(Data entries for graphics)
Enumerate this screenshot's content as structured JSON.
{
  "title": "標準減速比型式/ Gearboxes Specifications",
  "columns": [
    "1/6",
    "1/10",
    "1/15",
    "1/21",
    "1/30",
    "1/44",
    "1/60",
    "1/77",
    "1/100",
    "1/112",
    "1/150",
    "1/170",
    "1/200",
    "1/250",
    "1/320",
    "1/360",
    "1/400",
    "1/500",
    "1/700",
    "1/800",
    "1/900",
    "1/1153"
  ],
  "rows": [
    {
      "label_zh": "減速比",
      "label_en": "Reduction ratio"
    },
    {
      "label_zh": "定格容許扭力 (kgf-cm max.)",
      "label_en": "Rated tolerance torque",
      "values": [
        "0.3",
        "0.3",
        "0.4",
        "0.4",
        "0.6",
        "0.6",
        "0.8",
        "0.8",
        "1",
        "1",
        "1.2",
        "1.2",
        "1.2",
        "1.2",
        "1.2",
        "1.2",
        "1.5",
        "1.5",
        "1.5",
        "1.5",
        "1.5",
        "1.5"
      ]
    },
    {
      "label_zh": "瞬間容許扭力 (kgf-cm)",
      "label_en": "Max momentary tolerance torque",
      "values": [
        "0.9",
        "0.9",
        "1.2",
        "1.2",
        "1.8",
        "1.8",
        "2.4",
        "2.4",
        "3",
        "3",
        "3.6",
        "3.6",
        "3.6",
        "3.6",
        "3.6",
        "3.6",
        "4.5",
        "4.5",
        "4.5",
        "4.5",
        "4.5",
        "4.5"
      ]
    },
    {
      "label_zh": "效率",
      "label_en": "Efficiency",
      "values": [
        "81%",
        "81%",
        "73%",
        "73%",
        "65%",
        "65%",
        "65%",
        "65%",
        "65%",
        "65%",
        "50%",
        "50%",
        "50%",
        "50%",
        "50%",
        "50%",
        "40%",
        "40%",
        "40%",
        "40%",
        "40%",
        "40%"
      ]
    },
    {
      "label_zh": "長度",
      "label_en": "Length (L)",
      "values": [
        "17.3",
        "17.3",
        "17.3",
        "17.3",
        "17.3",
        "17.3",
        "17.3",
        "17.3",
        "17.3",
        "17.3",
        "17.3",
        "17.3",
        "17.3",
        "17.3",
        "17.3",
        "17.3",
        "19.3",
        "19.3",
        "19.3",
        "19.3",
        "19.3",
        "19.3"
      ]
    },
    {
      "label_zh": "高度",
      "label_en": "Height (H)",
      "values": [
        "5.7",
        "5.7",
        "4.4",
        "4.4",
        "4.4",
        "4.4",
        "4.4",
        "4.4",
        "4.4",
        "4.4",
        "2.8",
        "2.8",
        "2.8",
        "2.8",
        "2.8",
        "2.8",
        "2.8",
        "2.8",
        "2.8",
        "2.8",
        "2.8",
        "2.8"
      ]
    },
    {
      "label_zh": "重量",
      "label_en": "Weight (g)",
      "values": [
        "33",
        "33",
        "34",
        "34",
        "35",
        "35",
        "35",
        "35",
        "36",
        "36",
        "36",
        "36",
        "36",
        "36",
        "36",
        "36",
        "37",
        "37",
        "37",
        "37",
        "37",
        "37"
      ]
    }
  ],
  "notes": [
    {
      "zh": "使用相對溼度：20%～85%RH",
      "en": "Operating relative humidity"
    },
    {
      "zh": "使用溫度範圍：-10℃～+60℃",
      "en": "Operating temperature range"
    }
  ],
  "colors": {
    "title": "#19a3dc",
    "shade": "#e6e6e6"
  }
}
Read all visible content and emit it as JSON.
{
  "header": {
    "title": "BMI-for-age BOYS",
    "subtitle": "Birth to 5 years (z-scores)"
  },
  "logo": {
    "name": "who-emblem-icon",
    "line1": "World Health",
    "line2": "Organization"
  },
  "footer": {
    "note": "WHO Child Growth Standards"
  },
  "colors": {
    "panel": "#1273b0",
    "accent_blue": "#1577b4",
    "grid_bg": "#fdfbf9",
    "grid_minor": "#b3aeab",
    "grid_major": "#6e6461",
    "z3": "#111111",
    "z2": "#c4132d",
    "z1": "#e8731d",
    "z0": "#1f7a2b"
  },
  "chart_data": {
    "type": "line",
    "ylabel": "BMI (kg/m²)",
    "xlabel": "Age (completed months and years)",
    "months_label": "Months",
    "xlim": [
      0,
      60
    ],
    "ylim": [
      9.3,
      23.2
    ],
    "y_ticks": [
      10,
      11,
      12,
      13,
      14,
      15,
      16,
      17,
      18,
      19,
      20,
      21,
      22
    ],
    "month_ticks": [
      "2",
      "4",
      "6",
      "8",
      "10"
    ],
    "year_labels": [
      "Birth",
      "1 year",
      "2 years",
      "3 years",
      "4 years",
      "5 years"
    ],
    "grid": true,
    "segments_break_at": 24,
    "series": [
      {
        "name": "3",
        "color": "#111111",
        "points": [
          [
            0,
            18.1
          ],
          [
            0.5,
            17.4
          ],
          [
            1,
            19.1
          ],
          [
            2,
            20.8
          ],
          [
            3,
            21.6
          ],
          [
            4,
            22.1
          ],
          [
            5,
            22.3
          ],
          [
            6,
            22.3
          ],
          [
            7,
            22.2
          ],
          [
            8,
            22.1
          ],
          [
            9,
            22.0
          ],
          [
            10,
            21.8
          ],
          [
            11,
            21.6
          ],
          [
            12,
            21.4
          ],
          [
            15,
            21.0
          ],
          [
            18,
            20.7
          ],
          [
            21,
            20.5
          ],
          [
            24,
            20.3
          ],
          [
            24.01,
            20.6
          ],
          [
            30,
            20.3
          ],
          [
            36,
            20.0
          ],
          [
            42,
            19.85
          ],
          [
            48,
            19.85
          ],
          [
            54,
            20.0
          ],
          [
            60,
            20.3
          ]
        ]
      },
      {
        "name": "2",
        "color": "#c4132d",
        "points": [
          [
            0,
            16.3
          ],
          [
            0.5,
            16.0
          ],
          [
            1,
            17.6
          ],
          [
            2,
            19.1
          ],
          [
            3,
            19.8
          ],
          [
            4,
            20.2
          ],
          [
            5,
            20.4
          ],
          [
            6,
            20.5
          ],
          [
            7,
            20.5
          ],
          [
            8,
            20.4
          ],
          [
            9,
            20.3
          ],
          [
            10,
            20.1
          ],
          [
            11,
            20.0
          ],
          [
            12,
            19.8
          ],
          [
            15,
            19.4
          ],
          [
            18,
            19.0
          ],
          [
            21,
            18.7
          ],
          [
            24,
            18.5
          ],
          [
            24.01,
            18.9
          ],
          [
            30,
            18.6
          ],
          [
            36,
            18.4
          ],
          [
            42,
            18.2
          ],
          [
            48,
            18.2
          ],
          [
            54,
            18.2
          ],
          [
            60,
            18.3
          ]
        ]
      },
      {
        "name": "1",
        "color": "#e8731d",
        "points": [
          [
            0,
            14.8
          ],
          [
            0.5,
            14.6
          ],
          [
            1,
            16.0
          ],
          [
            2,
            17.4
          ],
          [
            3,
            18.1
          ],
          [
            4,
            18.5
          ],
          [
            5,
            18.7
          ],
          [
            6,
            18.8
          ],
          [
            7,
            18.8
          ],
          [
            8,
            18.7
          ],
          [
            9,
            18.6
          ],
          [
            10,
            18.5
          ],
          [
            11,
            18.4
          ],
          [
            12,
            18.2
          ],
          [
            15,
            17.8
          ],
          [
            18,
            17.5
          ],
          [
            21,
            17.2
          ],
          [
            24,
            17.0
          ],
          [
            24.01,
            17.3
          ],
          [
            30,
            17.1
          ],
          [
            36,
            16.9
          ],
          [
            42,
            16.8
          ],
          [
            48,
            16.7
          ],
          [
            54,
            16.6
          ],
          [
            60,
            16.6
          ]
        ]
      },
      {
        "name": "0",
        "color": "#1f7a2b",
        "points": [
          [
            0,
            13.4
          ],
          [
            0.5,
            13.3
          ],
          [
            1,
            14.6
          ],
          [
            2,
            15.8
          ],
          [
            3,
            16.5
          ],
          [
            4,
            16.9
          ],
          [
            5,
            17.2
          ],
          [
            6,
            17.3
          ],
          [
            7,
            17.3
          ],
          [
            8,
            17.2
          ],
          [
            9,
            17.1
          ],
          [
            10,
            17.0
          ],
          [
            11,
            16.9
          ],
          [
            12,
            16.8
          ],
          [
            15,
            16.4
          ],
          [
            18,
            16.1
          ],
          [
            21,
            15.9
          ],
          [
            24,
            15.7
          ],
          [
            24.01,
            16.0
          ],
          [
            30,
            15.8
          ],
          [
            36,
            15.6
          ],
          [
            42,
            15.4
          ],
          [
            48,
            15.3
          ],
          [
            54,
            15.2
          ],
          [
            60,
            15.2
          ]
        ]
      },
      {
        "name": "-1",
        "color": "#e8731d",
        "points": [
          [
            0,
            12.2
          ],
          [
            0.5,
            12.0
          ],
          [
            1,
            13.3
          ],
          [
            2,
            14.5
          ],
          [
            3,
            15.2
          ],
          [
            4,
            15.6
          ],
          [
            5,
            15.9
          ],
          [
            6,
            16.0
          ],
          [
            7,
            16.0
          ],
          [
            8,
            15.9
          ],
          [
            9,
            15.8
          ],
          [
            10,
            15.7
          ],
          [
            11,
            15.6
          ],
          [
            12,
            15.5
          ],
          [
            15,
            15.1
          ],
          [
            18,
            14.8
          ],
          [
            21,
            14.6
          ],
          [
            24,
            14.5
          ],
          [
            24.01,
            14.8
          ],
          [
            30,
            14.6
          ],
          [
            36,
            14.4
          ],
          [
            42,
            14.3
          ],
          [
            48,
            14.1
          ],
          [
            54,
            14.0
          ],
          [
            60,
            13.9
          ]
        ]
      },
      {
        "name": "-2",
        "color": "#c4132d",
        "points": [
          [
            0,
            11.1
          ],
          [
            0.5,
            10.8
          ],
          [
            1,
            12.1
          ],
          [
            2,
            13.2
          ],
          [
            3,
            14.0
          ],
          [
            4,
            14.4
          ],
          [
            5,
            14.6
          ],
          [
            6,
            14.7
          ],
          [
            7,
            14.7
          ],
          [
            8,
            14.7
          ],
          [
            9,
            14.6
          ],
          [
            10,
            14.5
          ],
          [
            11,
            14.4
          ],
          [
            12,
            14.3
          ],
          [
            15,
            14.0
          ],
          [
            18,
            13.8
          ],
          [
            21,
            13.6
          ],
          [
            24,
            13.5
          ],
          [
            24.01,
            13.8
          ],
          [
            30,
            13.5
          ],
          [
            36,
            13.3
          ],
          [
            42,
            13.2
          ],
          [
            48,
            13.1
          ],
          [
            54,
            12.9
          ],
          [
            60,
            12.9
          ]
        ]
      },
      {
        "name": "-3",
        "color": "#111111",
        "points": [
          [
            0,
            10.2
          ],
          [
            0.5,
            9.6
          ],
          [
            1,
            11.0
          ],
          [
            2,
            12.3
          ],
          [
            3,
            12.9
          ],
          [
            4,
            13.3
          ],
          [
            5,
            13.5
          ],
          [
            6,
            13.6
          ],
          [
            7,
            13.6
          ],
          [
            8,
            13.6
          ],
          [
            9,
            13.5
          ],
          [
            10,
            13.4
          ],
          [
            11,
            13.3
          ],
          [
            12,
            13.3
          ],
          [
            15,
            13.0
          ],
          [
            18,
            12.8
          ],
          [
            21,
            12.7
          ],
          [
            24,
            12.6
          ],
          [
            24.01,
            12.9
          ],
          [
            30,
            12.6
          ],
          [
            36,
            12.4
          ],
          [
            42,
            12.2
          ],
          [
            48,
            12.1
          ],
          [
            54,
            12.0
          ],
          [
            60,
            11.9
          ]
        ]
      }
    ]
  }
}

*Task prompt*: Tally every line of the listing that holds the string "content", then give the number by itself.

*Correct output*: 2